• _Aim of the exercise_:
Copy every line from the records below that holds the word "Discourse".

• _Figure record listings_:

──────────

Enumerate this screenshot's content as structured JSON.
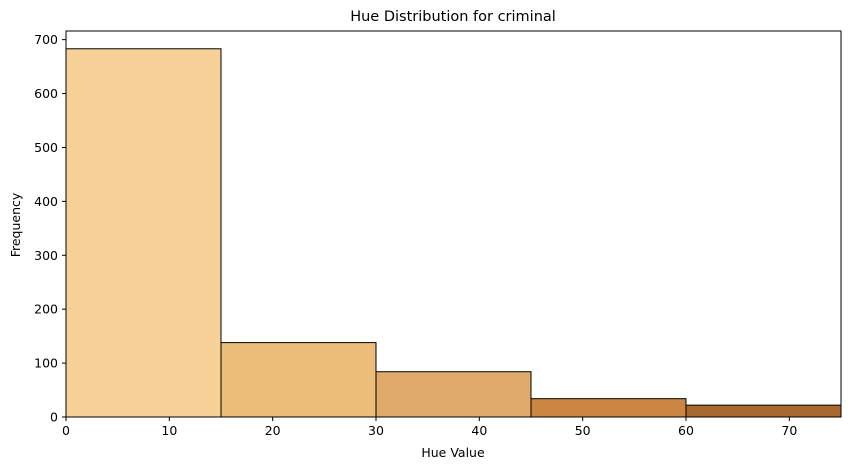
{
  "chart_data": {
    "type": "bar",
    "title": "Hue Distribution for criminal",
    "xlabel": "Hue Value",
    "ylabel": "Frequency",
    "xlim": [
      0,
      75
    ],
    "ylim": [
      0,
      716
    ],
    "xticks": [
      0,
      10,
      20,
      30,
      40,
      50,
      60,
      70
    ],
    "yticks": [
      0,
      100,
      200,
      300,
      400,
      500,
      600,
      700
    ],
    "grid": false,
    "bins": [
      {
        "x0": 0,
        "x1": 15,
        "value": 683,
        "color": "#f8d199"
      },
      {
        "x0": 15,
        "x1": 30,
        "value": 138,
        "color": "#edbd7a"
      },
      {
        "x0": 30,
        "x1": 45,
        "value": 84,
        "color": "#dfaa6a"
      },
      {
        "x0": 45,
        "x1": 60,
        "value": 34,
        "color": "#cb8643"
      },
      {
        "x0": 60,
        "x1": 75,
        "value": 22,
        "color": "#a7692f"
      }
    ]
  }
}
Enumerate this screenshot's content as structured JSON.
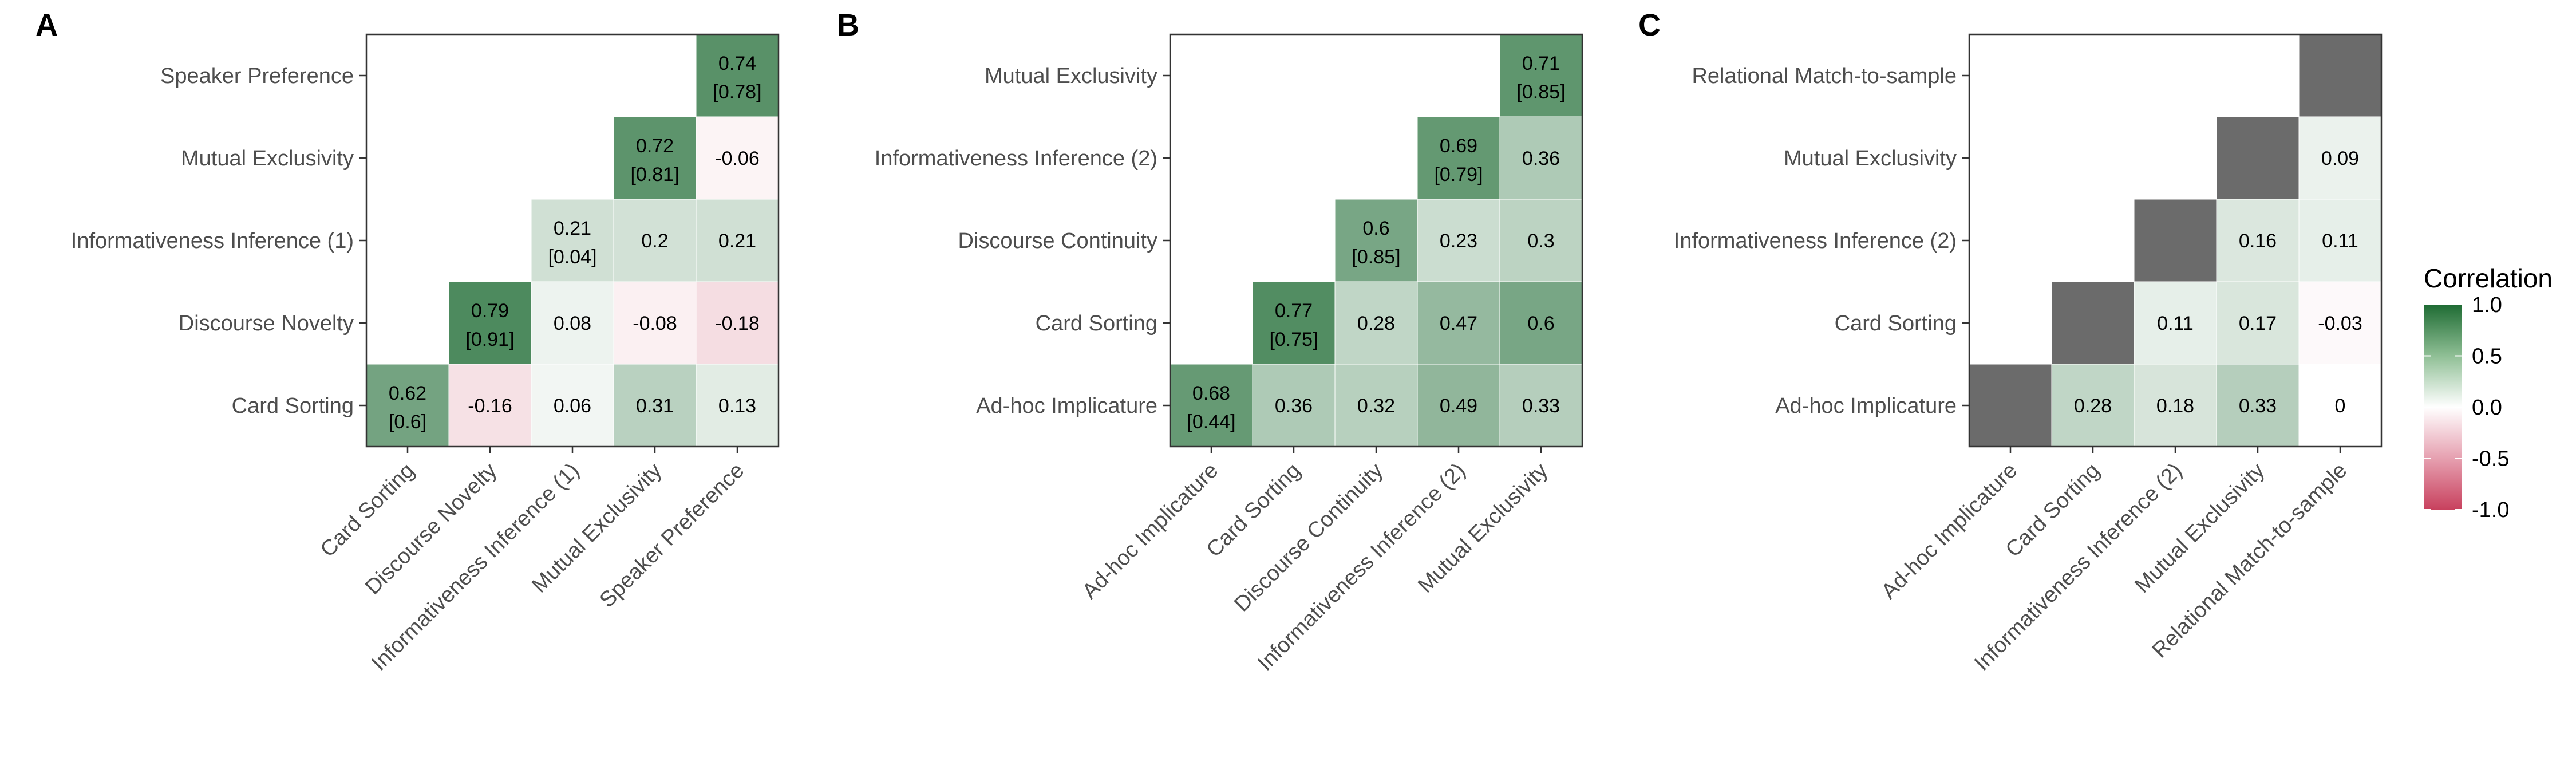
{
  "palette": {
    "positive": "#1e6b33",
    "zero": "#ffffff",
    "negative": "#c8415e",
    "missing": "#6b6b6b",
    "frame": "#333333",
    "axis_text": "#4d4d4d"
  },
  "legend": {
    "title": "Correlation",
    "ticks": [
      1.0,
      0.5,
      0.0,
      -0.5,
      -1.0
    ],
    "tick_labels": [
      "1.0",
      "0.5",
      "0.0",
      "-0.5",
      "-1.0"
    ],
    "range": [
      -1,
      1
    ],
    "placement": "right"
  },
  "chart_data": [
    {
      "type": "heatmap",
      "panel": "A",
      "variables": [
        "Card Sorting",
        "Discourse Novelty",
        "Informativeness Inference (1)",
        "Mutual Exclusivity",
        "Speaker Preference"
      ],
      "diagonal": [
        {
          "value": 0.62,
          "reliability": "[0.6]"
        },
        {
          "value": 0.79,
          "reliability": "[0.91]"
        },
        {
          "value": 0.21,
          "reliability": "[0.04]"
        },
        {
          "value": 0.72,
          "reliability": "[0.81]"
        },
        {
          "value": 0.74,
          "reliability": "[0.78]"
        }
      ],
      "pairs": [
        {
          "col": 1,
          "row": 0,
          "value": -0.16
        },
        {
          "col": 2,
          "row": 0,
          "value": 0.06
        },
        {
          "col": 2,
          "row": 1,
          "value": 0.08
        },
        {
          "col": 3,
          "row": 0,
          "value": 0.31
        },
        {
          "col": 3,
          "row": 1,
          "value": -0.08
        },
        {
          "col": 3,
          "row": 2,
          "value": 0.2
        },
        {
          "col": 4,
          "row": 0,
          "value": 0.13
        },
        {
          "col": 4,
          "row": 1,
          "value": -0.18
        },
        {
          "col": 4,
          "row": 2,
          "value": 0.21
        },
        {
          "col": 4,
          "row": 3,
          "value": -0.06
        }
      ]
    },
    {
      "type": "heatmap",
      "panel": "B",
      "variables": [
        "Ad-hoc Implicature",
        "Card Sorting",
        "Discourse Continuity",
        "Informativeness Inference (2)",
        "Mutual Exclusivity"
      ],
      "diagonal": [
        {
          "value": 0.68,
          "reliability": "[0.44]"
        },
        {
          "value": 0.77,
          "reliability": "[0.75]"
        },
        {
          "value": 0.6,
          "reliability": "[0.85]"
        },
        {
          "value": 0.69,
          "reliability": "[0.79]"
        },
        {
          "value": 0.71,
          "reliability": "[0.85]"
        }
      ],
      "pairs": [
        {
          "col": 1,
          "row": 0,
          "value": 0.36
        },
        {
          "col": 2,
          "row": 0,
          "value": 0.32
        },
        {
          "col": 2,
          "row": 1,
          "value": 0.28
        },
        {
          "col": 3,
          "row": 0,
          "value": 0.49
        },
        {
          "col": 3,
          "row": 1,
          "value": 0.47
        },
        {
          "col": 3,
          "row": 2,
          "value": 0.23
        },
        {
          "col": 4,
          "row": 0,
          "value": 0.33
        },
        {
          "col": 4,
          "row": 1,
          "value": 0.6
        },
        {
          "col": 4,
          "row": 2,
          "value": 0.3
        },
        {
          "col": 4,
          "row": 3,
          "value": 0.36
        }
      ]
    },
    {
      "type": "heatmap",
      "panel": "C",
      "variables": [
        "Ad-hoc Implicature",
        "Card Sorting",
        "Informativeness Inference (2)",
        "Mutual Exclusivity",
        "Relational Match-to-sample"
      ],
      "diagonal": [
        {
          "value": null,
          "reliability": null
        },
        {
          "value": null,
          "reliability": null
        },
        {
          "value": null,
          "reliability": null
        },
        {
          "value": null,
          "reliability": null
        },
        {
          "value": null,
          "reliability": null
        }
      ],
      "pairs": [
        {
          "col": 1,
          "row": 0,
          "value": 0.28
        },
        {
          "col": 2,
          "row": 0,
          "value": 0.18
        },
        {
          "col": 2,
          "row": 1,
          "value": 0.11
        },
        {
          "col": 3,
          "row": 0,
          "value": 0.33
        },
        {
          "col": 3,
          "row": 1,
          "value": 0.17
        },
        {
          "col": 3,
          "row": 2,
          "value": 0.16
        },
        {
          "col": 4,
          "row": 0,
          "value": 0
        },
        {
          "col": 4,
          "row": 1,
          "value": -0.03
        },
        {
          "col": 4,
          "row": 2,
          "value": 0.11
        },
        {
          "col": 4,
          "row": 3,
          "value": 0.09
        }
      ]
    }
  ]
}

──────────

• _Solution_:
        "Discourse Novelty",
        "Discourse Continuity",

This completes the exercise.